* What you will do:
Please give the listing again in its entirety, exactly as written.

════════════════════

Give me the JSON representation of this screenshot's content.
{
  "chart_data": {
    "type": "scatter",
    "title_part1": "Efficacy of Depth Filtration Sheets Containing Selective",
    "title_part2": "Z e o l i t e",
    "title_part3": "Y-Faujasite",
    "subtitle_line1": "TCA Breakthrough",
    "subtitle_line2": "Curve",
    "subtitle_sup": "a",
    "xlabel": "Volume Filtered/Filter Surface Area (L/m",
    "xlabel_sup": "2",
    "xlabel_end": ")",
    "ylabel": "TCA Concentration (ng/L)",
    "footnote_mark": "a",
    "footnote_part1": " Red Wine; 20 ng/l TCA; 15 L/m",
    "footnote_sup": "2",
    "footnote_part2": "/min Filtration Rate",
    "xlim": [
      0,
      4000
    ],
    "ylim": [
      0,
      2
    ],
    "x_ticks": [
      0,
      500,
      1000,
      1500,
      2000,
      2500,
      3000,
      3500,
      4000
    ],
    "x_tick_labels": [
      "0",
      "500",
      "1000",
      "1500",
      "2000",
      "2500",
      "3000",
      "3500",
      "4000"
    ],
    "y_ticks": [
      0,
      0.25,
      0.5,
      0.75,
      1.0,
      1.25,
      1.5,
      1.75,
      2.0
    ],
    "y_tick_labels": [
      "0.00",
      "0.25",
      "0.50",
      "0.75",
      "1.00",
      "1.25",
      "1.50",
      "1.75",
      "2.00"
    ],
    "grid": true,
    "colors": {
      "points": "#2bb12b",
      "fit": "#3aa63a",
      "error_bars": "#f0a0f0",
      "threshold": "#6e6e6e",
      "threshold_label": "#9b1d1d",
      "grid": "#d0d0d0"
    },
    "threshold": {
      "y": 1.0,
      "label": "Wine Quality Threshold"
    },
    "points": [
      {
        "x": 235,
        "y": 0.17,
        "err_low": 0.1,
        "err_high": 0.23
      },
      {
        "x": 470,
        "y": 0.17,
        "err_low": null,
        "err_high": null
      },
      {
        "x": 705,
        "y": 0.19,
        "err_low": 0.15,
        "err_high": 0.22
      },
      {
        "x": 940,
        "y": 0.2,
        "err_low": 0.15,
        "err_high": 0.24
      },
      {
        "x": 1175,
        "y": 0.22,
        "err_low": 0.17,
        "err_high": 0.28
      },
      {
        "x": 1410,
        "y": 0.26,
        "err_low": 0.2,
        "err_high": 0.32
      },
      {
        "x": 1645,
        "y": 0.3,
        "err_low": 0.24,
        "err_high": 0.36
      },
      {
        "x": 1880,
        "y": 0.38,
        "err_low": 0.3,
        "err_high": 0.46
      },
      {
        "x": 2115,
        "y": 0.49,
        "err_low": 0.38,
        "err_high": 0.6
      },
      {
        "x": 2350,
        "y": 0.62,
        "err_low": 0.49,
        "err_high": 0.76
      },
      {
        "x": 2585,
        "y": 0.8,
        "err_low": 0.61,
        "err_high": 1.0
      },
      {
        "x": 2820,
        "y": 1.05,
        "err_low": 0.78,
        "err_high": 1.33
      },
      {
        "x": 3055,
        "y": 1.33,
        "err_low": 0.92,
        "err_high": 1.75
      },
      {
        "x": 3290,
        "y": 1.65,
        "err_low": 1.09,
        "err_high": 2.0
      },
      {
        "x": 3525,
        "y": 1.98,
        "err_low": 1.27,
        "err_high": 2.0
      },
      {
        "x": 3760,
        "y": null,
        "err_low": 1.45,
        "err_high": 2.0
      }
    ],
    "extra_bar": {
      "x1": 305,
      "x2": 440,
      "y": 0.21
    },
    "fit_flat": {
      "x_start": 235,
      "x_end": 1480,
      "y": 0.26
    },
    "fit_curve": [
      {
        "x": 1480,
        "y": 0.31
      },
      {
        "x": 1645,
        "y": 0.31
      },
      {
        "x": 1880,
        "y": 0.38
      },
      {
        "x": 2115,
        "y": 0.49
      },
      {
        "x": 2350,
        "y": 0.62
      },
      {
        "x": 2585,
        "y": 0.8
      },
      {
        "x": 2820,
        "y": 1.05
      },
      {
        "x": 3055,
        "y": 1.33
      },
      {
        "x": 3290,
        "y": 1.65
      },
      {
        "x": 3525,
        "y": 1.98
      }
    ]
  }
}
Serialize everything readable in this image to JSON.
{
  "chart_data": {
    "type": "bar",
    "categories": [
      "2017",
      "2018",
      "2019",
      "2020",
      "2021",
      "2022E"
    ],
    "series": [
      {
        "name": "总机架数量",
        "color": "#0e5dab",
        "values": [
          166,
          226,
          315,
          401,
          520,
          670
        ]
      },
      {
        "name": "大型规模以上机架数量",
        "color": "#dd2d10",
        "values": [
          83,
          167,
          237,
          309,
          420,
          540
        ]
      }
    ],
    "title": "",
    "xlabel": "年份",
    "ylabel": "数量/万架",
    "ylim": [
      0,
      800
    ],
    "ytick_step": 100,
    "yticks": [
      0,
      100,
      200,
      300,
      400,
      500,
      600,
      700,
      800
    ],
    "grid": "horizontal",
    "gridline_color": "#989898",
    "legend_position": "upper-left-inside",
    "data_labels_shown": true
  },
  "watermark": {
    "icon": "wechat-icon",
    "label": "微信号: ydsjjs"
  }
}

════════════════════

* The result:
Give me the JSON representation of this screenshot's content.
{
  "chart_data": {
    "type": "scatter",
    "title_part1": "Efficacy of Depth Filtration Sheets Containing Selective",
    "title_part2": "Z e o l i t e",
    "title_part3": "Y-Faujasite",
    "subtitle_line1": "TCA Breakthrough",
    "subtitle_line2": "Curve",
    "subtitle_sup": "a",
    "xlabel": "Volume Filtered/Filter Surface Area (L/m",
    "xlabel_sup": "2",
    "xlabel_end": ")",
    "ylabel": "TCA Concentration (ng/L)",
    "footnote_mark": "a",
    "footnote_part1": " Red Wine; 20 ng/l TCA; 15 L/m",
    "footnote_sup": "2",
    "footnote_part2": "/min Filtration Rate",
    "xlim": [
      0,
      4000
    ],
    "ylim": [
      0,
      2
    ],
    "x_ticks": [
      0,
      500,
      1000,
      1500,
      2000,
      2500,
      3000,
      3500,
      4000
    ],
    "x_tick_labels": [
      "0",
      "500",
      "1000",
      "1500",
      "2000",
      "2500",
      "3000",
      "3500",
      "4000"
    ],
    "y_ticks": [
      0,
      0.25,
      0.5,
      0.75,
      1.0,
      1.25,
      1.5,
      1.75,
      2.0
    ],
    "y_tick_labels": [
      "0.00",
      "0.25",
      "0.50",
      "0.75",
      "1.00",
      "1.25",
      "1.50",
      "1.75",
      "2.00"
    ],
    "grid": true,
    "colors": {
      "points": "#2bb12b",
      "fit": "#3aa63a",
      "error_bars": "#f0a0f0",
      "threshold": "#6e6e6e",
      "threshold_label": "#9b1d1d",
      "grid": "#d0d0d0"
    },
    "threshold": {
      "y": 1.0,
      "label": "Wine Quality Threshold"
    },
    "points": [
      {
        "x": 235,
        "y": 0.17,
        "err_low": 0.1,
        "err_high": 0.23
      },
      {
        "x": 470,
        "y": 0.17,
        "err_low": null,
        "err_high": null
      },
      {
        "x": 705,
        "y": 0.19,
        "err_low": 0.15,
        "err_high": 0.22
      },
      {
        "x": 940,
        "y": 0.2,
        "err_low": 0.15,
        "err_high": 0.24
      },
      {
        "x": 1175,
        "y": 0.22,
        "err_low": 0.17,
        "err_high": 0.28
      },
      {
        "x": 1410,
        "y": 0.26,
        "err_low": 0.2,
        "err_high": 0.32
      },
      {
        "x": 1645,
        "y": 0.3,
        "err_low": 0.24,
        "err_high": 0.36
      },
      {
        "x": 1880,
        "y": 0.38,
        "err_low": 0.3,
        "err_high": 0.46
      },
      {
        "x": 2115,
        "y": 0.49,
        "err_low": 0.38,
        "err_high": 0.6
      },
      {
        "x": 2350,
        "y": 0.62,
        "err_low": 0.49,
        "err_high": 0.76
      },
      {
        "x": 2585,
        "y": 0.8,
        "err_low": 0.61,
        "err_high": 1.0
      },
      {
        "x": 2820,
        "y": 1.05,
        "err_low": 0.78,
        "err_high": 1.33
      },
      {
        "x": 3055,
        "y": 1.33,
        "err_low": 0.92,
        "err_high": 1.75
      },
      {
        "x": 3290,
        "y": 1.65,
        "err_low": 1.09,
        "err_high": 2.0
      },
      {
        "x": 3525,
        "y": 1.98,
        "err_low": 1.27,
        "err_high": 2.0
      },
      {
        "x": 3760,
        "y": null,
        "err_low": 1.45,
        "err_high": 2.0
      }
    ],
    "extra_bar": {
      "x1": 305,
      "x2": 440,
      "y": 0.21
    },
    "fit_flat": {
      "x_start": 235,
      "x_end": 1480,
      "y": 0.26
    },
    "fit_curve": [
      {
        "x": 1480,
        "y": 0.31
      },
      {
        "x": 1645,
        "y": 0.31
      },
      {
        "x": 1880,
        "y": 0.38
      },
      {
        "x": 2115,
        "y": 0.49
      },
      {
        "x": 2350,
        "y": 0.62
      },
      {
        "x": 2585,
        "y": 0.8
      },
      {
        "x": 2820,
        "y": 1.05
      },
      {
        "x": 3055,
        "y": 1.33
      },
      {
        "x": 3290,
        "y": 1.65
      },
      {
        "x": 3525,
        "y": 1.98
      }
    ]
  }
}
Serialize everything readable in this image to JSON.
{
  "chart_data": {
    "type": "bar",
    "categories": [
      "2017",
      "2018",
      "2019",
      "2020",
      "2021",
      "2022E"
    ],
    "series": [
      {
        "name": "总机架数量",
        "color": "#0e5dab",
        "values": [
          166,
          226,
          315,
          401,
          520,
          670
        ]
      },
      {
        "name": "大型规模以上机架数量",
        "color": "#dd2d10",
        "values": [
          83,
          167,
          237,
          309,
          420,
          540
        ]
      }
    ],
    "title": "",
    "xlabel": "年份",
    "ylabel": "数量/万架",
    "ylim": [
      0,
      800
    ],
    "ytick_step": 100,
    "yticks": [
      0,
      100,
      200,
      300,
      400,
      500,
      600,
      700,
      800
    ],
    "grid": "horizontal",
    "gridline_color": "#989898",
    "legend_position": "upper-left-inside",
    "data_labels_shown": true
  },
  "watermark": {
    "icon": "wechat-icon",
    "label": "微信号: ydsjjs"
  }
}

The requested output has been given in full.